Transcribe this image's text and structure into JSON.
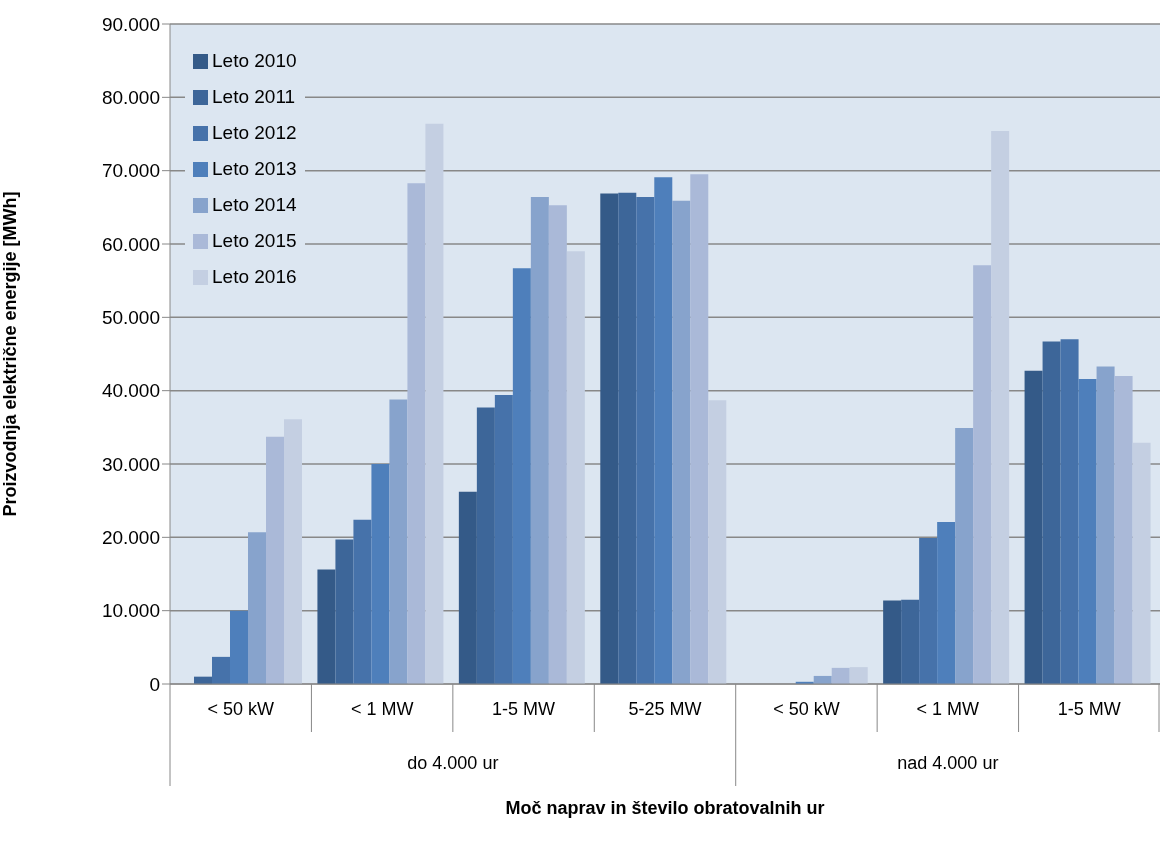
{
  "chart_data": {
    "type": "bar",
    "xlabel": "Moč naprav in število obratovalnih ur",
    "ylabel": "Proizvodnja električne energije [MWh]",
    "categories": [
      "< 50 kW",
      "< 1 MW",
      "1-5 MW",
      "5-25 MW",
      "< 50 kW",
      "< 1 MW",
      "1-5 MW"
    ],
    "annotations": [
      "do 4.000 ur",
      "nad 4.000 ur"
    ],
    "series": [
      {
        "name": "Leto 2010",
        "color": "#345a88",
        "values": [
          null,
          15600,
          26200,
          66900,
          null,
          11400,
          42700
        ]
      },
      {
        "name": "Leto 2011",
        "color": "#3d6699",
        "values": [
          1000,
          19700,
          37700,
          67000,
          null,
          11500,
          46700
        ]
      },
      {
        "name": "Leto 2012",
        "color": "#4672aa",
        "values": [
          3700,
          22400,
          39400,
          66400,
          null,
          19900,
          47000
        ]
      },
      {
        "name": "Leto 2013",
        "color": "#4e7fbb",
        "values": [
          10000,
          30000,
          56700,
          69100,
          300,
          22100,
          41600
        ]
      },
      {
        "name": "Leto 2014",
        "color": "#87a3cc",
        "values": [
          20700,
          38800,
          66400,
          65900,
          1100,
          34900,
          43300
        ]
      },
      {
        "name": "Leto 2015",
        "color": "#aab9d8",
        "values": [
          33700,
          68300,
          65300,
          69500,
          2200,
          57100,
          42000
        ]
      },
      {
        "name": "Leto 2016",
        "color": "#c4cfe2",
        "values": [
          36100,
          76400,
          59000,
          38700,
          2300,
          75400,
          32900
        ]
      }
    ],
    "ylim": [
      0,
      90000
    ],
    "yticks": [
      0,
      {
        "value": 10000,
        "label": "10.000"
      },
      {
        "value": 20000,
        "label": "20.000"
      },
      {
        "value": 30000,
        "label": "30.000"
      },
      {
        "value": 40000,
        "label": "40.000"
      },
      {
        "value": 50000,
        "label": "50.000"
      },
      {
        "value": 60000,
        "label": "60.000"
      },
      {
        "value": 70000,
        "label": "70.000"
      },
      {
        "value": 80000,
        "label": "80.000"
      },
      {
        "value": 90000,
        "label": "90.000"
      }
    ],
    "grid": "y",
    "legend": "top left"
  }
}
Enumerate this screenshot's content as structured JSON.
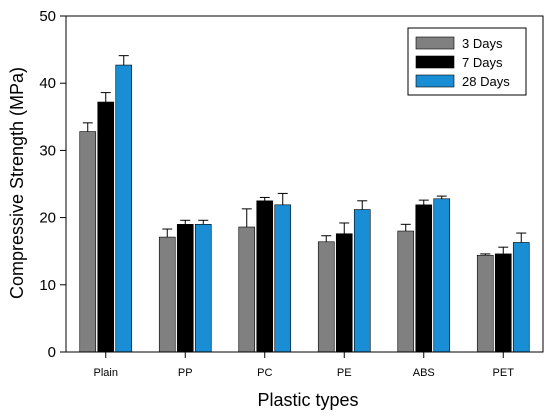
{
  "chart_data": {
    "type": "bar",
    "title": "",
    "xlabel": "Plastic types",
    "ylabel": "Compressive Strength (MPa)",
    "ylim": [
      0,
      50
    ],
    "yticks": [
      0,
      10,
      20,
      30,
      40,
      50
    ],
    "categories": [
      "Plain",
      "PP",
      "PC",
      "PE",
      "ABS",
      "PET"
    ],
    "error_bars": "upper",
    "legend_position": "top-right",
    "series": [
      {
        "name": "3 Days",
        "color": "#808080",
        "values": [
          32.8,
          17.1,
          18.6,
          16.4,
          18.0,
          14.4
        ],
        "errors": [
          1.3,
          1.2,
          2.7,
          0.9,
          1.0,
          0.2
        ]
      },
      {
        "name": "7 Days",
        "color": "#000000",
        "values": [
          37.2,
          19.0,
          22.5,
          17.6,
          21.9,
          14.6
        ],
        "errors": [
          1.4,
          0.6,
          0.5,
          1.6,
          0.7,
          1.0
        ]
      },
      {
        "name": "28 Days",
        "color": "#1a8ed4",
        "values": [
          42.7,
          19.0,
          21.9,
          21.2,
          22.8,
          16.3
        ],
        "errors": [
          1.4,
          0.6,
          1.7,
          1.3,
          0.4,
          1.4
        ]
      }
    ]
  }
}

** DESCRIPTION OF THE TASK **
Each entry above is to be written out again unchanged, apart from the pictures, which are left out.

** FINISHED ANSWER **
Transcribe this image's text and structure into JSON.
{
  "chart_data": {
    "type": "bar",
    "xlabel": "Moč naprav in število obratovalnih ur",
    "ylabel": "Proizvodnja električne energije [MWh]",
    "categories": [
      "< 50 kW",
      "< 1 MW",
      "1-5 MW",
      "5-25 MW",
      "< 50 kW",
      "< 1 MW",
      "1-5 MW"
    ],
    "annotations": [
      "do 4.000 ur",
      "nad 4.000 ur"
    ],
    "series": [
      {
        "name": "Leto 2010",
        "color": "#345a88",
        "values": [
          null,
          15600,
          26200,
          66900,
          null,
          11400,
          42700
        ]
      },
      {
        "name": "Leto 2011",
        "color": "#3d6699",
        "values": [
          1000,
          19700,
          37700,
          67000,
          null,
          11500,
          46700
        ]
      },
      {
        "name": "Leto 2012",
        "color": "#4672aa",
        "values": [
          3700,
          22400,
          39400,
          66400,
          null,
          19900,
          47000
        ]
      },
      {
        "name": "Leto 2013",
        "color": "#4e7fbb",
        "values": [
          10000,
          30000,
          56700,
          69100,
          300,
          22100,
          41600
        ]
      },
      {
        "name": "Leto 2014",
        "color": "#87a3cc",
        "values": [
          20700,
          38800,
          66400,
          65900,
          1100,
          34900,
          43300
        ]
      },
      {
        "name": "Leto 2015",
        "color": "#aab9d8",
        "values": [
          33700,
          68300,
          65300,
          69500,
          2200,
          57100,
          42000
        ]
      },
      {
        "name": "Leto 2016",
        "color": "#c4cfe2",
        "values": [
          36100,
          76400,
          59000,
          38700,
          2300,
          75400,
          32900
        ]
      }
    ],
    "ylim": [
      0,
      90000
    ],
    "yticks": [
      0,
      {
        "value": 10000,
        "label": "10.000"
      },
      {
        "value": 20000,
        "label": "20.000"
      },
      {
        "value": 30000,
        "label": "30.000"
      },
      {
        "value": 40000,
        "label": "40.000"
      },
      {
        "value": 50000,
        "label": "50.000"
      },
      {
        "value": 60000,
        "label": "60.000"
      },
      {
        "value": 70000,
        "label": "70.000"
      },
      {
        "value": 80000,
        "label": "80.000"
      },
      {
        "value": 90000,
        "label": "90.000"
      }
    ],
    "grid": "y",
    "legend": "top left"
  }
}
Enumerate this screenshot's content as structured JSON.
{
  "chart_data": {
    "type": "bar",
    "title": "",
    "xlabel": "Plastic types",
    "ylabel": "Compressive Strength (MPa)",
    "ylim": [
      0,
      50
    ],
    "yticks": [
      0,
      10,
      20,
      30,
      40,
      50
    ],
    "categories": [
      "Plain",
      "PP",
      "PC",
      "PE",
      "ABS",
      "PET"
    ],
    "error_bars": "upper",
    "legend_position": "top-right",
    "series": [
      {
        "name": "3 Days",
        "color": "#808080",
        "values": [
          32.8,
          17.1,
          18.6,
          16.4,
          18.0,
          14.4
        ],
        "errors": [
          1.3,
          1.2,
          2.7,
          0.9,
          1.0,
          0.2
        ]
      },
      {
        "name": "7 Days",
        "color": "#000000",
        "values": [
          37.2,
          19.0,
          22.5,
          17.6,
          21.9,
          14.6
        ],
        "errors": [
          1.4,
          0.6,
          0.5,
          1.6,
          0.7,
          1.0
        ]
      },
      {
        "name": "28 Days",
        "color": "#1a8ed4",
        "values": [
          42.7,
          19.0,
          21.9,
          21.2,
          22.8,
          16.3
        ],
        "errors": [
          1.4,
          0.6,
          1.7,
          1.3,
          0.4,
          1.4
        ]
      }
    ]
  }
}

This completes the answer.